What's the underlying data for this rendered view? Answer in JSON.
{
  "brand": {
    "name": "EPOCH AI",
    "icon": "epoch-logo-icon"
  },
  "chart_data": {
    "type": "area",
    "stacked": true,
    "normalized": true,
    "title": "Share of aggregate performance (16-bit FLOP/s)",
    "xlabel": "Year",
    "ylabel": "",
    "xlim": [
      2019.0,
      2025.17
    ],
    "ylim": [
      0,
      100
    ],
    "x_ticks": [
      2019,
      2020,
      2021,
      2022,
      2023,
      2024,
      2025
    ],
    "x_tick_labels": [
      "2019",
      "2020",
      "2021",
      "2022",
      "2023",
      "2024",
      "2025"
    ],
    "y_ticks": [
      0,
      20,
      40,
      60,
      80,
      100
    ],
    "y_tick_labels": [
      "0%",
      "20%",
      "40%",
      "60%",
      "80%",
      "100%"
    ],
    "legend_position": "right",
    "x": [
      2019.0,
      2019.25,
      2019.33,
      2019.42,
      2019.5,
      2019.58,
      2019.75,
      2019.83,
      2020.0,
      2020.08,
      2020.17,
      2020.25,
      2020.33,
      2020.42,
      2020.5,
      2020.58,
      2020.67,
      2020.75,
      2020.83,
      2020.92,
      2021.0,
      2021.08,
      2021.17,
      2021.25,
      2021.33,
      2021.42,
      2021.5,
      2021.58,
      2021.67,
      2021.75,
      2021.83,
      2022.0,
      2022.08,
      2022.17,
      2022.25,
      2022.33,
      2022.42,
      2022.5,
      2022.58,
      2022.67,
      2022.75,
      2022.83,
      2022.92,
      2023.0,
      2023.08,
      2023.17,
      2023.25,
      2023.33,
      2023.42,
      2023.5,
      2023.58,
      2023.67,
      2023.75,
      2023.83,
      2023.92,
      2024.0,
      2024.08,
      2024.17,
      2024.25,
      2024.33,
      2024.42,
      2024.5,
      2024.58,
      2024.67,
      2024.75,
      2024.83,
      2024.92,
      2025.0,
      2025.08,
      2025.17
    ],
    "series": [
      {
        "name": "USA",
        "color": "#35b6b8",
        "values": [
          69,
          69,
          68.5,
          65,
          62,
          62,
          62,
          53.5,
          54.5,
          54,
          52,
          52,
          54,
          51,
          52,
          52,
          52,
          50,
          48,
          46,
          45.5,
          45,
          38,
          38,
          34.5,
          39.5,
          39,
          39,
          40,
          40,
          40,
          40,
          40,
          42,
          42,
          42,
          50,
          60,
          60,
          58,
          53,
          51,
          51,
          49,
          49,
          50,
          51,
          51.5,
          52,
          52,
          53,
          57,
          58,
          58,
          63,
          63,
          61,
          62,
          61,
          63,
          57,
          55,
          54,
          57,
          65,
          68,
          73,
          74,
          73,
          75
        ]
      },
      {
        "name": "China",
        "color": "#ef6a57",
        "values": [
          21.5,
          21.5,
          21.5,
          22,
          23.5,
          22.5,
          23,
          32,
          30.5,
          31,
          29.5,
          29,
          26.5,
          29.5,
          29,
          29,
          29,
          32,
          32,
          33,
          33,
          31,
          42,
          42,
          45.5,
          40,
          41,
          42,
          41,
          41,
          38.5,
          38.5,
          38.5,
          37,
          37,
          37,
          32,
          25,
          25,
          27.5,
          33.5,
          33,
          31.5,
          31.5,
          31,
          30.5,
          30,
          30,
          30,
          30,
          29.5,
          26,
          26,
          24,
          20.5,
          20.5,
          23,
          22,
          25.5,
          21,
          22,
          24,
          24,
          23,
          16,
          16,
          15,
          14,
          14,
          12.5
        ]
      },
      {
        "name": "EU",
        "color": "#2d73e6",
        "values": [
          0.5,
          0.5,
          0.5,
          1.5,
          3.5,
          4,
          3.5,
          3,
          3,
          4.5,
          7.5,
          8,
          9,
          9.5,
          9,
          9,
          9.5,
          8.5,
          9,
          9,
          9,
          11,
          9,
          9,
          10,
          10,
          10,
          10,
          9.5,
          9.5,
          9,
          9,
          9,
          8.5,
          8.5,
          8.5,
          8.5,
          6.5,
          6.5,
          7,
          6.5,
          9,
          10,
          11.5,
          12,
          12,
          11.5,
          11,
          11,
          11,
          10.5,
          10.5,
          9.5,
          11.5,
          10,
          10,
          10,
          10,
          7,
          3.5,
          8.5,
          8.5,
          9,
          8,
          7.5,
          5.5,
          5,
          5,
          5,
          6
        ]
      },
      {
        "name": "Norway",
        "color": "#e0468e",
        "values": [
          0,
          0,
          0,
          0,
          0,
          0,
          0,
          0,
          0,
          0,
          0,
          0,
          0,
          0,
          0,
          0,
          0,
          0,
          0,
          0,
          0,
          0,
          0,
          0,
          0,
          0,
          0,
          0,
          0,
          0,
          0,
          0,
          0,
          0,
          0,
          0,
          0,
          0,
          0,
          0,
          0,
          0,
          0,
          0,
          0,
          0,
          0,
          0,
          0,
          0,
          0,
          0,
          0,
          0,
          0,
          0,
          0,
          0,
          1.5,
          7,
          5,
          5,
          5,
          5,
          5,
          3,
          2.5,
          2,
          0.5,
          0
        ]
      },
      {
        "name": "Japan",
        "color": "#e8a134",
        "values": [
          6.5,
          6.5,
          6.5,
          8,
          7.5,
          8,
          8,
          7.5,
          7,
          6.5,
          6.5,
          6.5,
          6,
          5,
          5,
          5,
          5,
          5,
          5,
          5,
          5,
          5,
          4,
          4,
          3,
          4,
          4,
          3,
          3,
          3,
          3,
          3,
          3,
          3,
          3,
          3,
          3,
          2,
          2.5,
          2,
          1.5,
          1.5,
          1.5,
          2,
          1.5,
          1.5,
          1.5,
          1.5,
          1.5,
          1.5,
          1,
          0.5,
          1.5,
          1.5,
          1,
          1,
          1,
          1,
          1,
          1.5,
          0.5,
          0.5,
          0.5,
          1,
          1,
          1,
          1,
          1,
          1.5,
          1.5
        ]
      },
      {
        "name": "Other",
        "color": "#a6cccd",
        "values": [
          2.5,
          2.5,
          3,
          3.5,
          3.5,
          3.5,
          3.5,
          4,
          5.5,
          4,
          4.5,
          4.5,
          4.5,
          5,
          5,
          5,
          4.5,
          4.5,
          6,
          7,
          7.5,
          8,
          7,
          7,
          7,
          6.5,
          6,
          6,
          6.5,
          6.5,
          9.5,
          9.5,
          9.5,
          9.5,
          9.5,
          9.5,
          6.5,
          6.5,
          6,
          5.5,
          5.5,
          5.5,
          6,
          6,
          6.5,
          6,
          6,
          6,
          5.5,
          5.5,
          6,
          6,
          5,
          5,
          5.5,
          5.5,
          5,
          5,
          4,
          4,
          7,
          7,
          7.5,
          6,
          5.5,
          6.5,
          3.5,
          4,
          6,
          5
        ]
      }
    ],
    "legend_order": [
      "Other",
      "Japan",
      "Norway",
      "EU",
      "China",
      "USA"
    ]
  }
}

__________________________________________________

SHORT PROBLEM ▸
Your task is to output the full set of records exactly as presented.

WRITTEN RESPONSE ▸
What's the underlying data for this rendered view? Answer in JSON.
{
  "brand": {
    "name": "EPOCH AI",
    "icon": "epoch-logo-icon"
  },
  "chart_data": {
    "type": "area",
    "stacked": true,
    "normalized": true,
    "title": "Share of aggregate performance (16-bit FLOP/s)",
    "xlabel": "Year",
    "ylabel": "",
    "xlim": [
      2019.0,
      2025.17
    ],
    "ylim": [
      0,
      100
    ],
    "x_ticks": [
      2019,
      2020,
      2021,
      2022,
      2023,
      2024,
      2025
    ],
    "x_tick_labels": [
      "2019",
      "2020",
      "2021",
      "2022",
      "2023",
      "2024",
      "2025"
    ],
    "y_ticks": [
      0,
      20,
      40,
      60,
      80,
      100
    ],
    "y_tick_labels": [
      "0%",
      "20%",
      "40%",
      "60%",
      "80%",
      "100%"
    ],
    "legend_position": "right",
    "x": [
      2019.0,
      2019.25,
      2019.33,
      2019.42,
      2019.5,
      2019.58,
      2019.75,
      2019.83,
      2020.0,
      2020.08,
      2020.17,
      2020.25,
      2020.33,
      2020.42,
      2020.5,
      2020.58,
      2020.67,
      2020.75,
      2020.83,
      2020.92,
      2021.0,
      2021.08,
      2021.17,
      2021.25,
      2021.33,
      2021.42,
      2021.5,
      2021.58,
      2021.67,
      2021.75,
      2021.83,
      2022.0,
      2022.08,
      2022.17,
      2022.25,
      2022.33,
      2022.42,
      2022.5,
      2022.58,
      2022.67,
      2022.75,
      2022.83,
      2022.92,
      2023.0,
      2023.08,
      2023.17,
      2023.25,
      2023.33,
      2023.42,
      2023.5,
      2023.58,
      2023.67,
      2023.75,
      2023.83,
      2023.92,
      2024.0,
      2024.08,
      2024.17,
      2024.25,
      2024.33,
      2024.42,
      2024.5,
      2024.58,
      2024.67,
      2024.75,
      2024.83,
      2024.92,
      2025.0,
      2025.08,
      2025.17
    ],
    "series": [
      {
        "name": "USA",
        "color": "#35b6b8",
        "values": [
          69,
          69,
          68.5,
          65,
          62,
          62,
          62,
          53.5,
          54.5,
          54,
          52,
          52,
          54,
          51,
          52,
          52,
          52,
          50,
          48,
          46,
          45.5,
          45,
          38,
          38,
          34.5,
          39.5,
          39,
          39,
          40,
          40,
          40,
          40,
          40,
          42,
          42,
          42,
          50,
          60,
          60,
          58,
          53,
          51,
          51,
          49,
          49,
          50,
          51,
          51.5,
          52,
          52,
          53,
          57,
          58,
          58,
          63,
          63,
          61,
          62,
          61,
          63,
          57,
          55,
          54,
          57,
          65,
          68,
          73,
          74,
          73,
          75
        ]
      },
      {
        "name": "China",
        "color": "#ef6a57",
        "values": [
          21.5,
          21.5,
          21.5,
          22,
          23.5,
          22.5,
          23,
          32,
          30.5,
          31,
          29.5,
          29,
          26.5,
          29.5,
          29,
          29,
          29,
          32,
          32,
          33,
          33,
          31,
          42,
          42,
          45.5,
          40,
          41,
          42,
          41,
          41,
          38.5,
          38.5,
          38.5,
          37,
          37,
          37,
          32,
          25,
          25,
          27.5,
          33.5,
          33,
          31.5,
          31.5,
          31,
          30.5,
          30,
          30,
          30,
          30,
          29.5,
          26,
          26,
          24,
          20.5,
          20.5,
          23,
          22,
          25.5,
          21,
          22,
          24,
          24,
          23,
          16,
          16,
          15,
          14,
          14,
          12.5
        ]
      },
      {
        "name": "EU",
        "color": "#2d73e6",
        "values": [
          0.5,
          0.5,
          0.5,
          1.5,
          3.5,
          4,
          3.5,
          3,
          3,
          4.5,
          7.5,
          8,
          9,
          9.5,
          9,
          9,
          9.5,
          8.5,
          9,
          9,
          9,
          11,
          9,
          9,
          10,
          10,
          10,
          10,
          9.5,
          9.5,
          9,
          9,
          9,
          8.5,
          8.5,
          8.5,
          8.5,
          6.5,
          6.5,
          7,
          6.5,
          9,
          10,
          11.5,
          12,
          12,
          11.5,
          11,
          11,
          11,
          10.5,
          10.5,
          9.5,
          11.5,
          10,
          10,
          10,
          10,
          7,
          3.5,
          8.5,
          8.5,
          9,
          8,
          7.5,
          5.5,
          5,
          5,
          5,
          6
        ]
      },
      {
        "name": "Norway",
        "color": "#e0468e",
        "values": [
          0,
          0,
          0,
          0,
          0,
          0,
          0,
          0,
          0,
          0,
          0,
          0,
          0,
          0,
          0,
          0,
          0,
          0,
          0,
          0,
          0,
          0,
          0,
          0,
          0,
          0,
          0,
          0,
          0,
          0,
          0,
          0,
          0,
          0,
          0,
          0,
          0,
          0,
          0,
          0,
          0,
          0,
          0,
          0,
          0,
          0,
          0,
          0,
          0,
          0,
          0,
          0,
          0,
          0,
          0,
          0,
          0,
          0,
          1.5,
          7,
          5,
          5,
          5,
          5,
          5,
          3,
          2.5,
          2,
          0.5,
          0
        ]
      },
      {
        "name": "Japan",
        "color": "#e8a134",
        "values": [
          6.5,
          6.5,
          6.5,
          8,
          7.5,
          8,
          8,
          7.5,
          7,
          6.5,
          6.5,
          6.5,
          6,
          5,
          5,
          5,
          5,
          5,
          5,
          5,
          5,
          5,
          4,
          4,
          3,
          4,
          4,
          3,
          3,
          3,
          3,
          3,
          3,
          3,
          3,
          3,
          3,
          2,
          2.5,
          2,
          1.5,
          1.5,
          1.5,
          2,
          1.5,
          1.5,
          1.5,
          1.5,
          1.5,
          1.5,
          1,
          0.5,
          1.5,
          1.5,
          1,
          1,
          1,
          1,
          1,
          1.5,
          0.5,
          0.5,
          0.5,
          1,
          1,
          1,
          1,
          1,
          1.5,
          1.5
        ]
      },
      {
        "name": "Other",
        "color": "#a6cccd",
        "values": [
          2.5,
          2.5,
          3,
          3.5,
          3.5,
          3.5,
          3.5,
          4,
          5.5,
          4,
          4.5,
          4.5,
          4.5,
          5,
          5,
          5,
          4.5,
          4.5,
          6,
          7,
          7.5,
          8,
          7,
          7,
          7,
          6.5,
          6,
          6,
          6.5,
          6.5,
          9.5,
          9.5,
          9.5,
          9.5,
          9.5,
          9.5,
          6.5,
          6.5,
          6,
          5.5,
          5.5,
          5.5,
          6,
          6,
          6.5,
          6,
          6,
          6,
          5.5,
          5.5,
          6,
          6,
          5,
          5,
          5.5,
          5.5,
          5,
          5,
          4,
          4,
          7,
          7,
          7.5,
          6,
          5.5,
          6.5,
          3.5,
          4,
          6,
          5
        ]
      }
    ],
    "legend_order": [
      "Other",
      "Japan",
      "Norway",
      "EU",
      "China",
      "USA"
    ]
  }
}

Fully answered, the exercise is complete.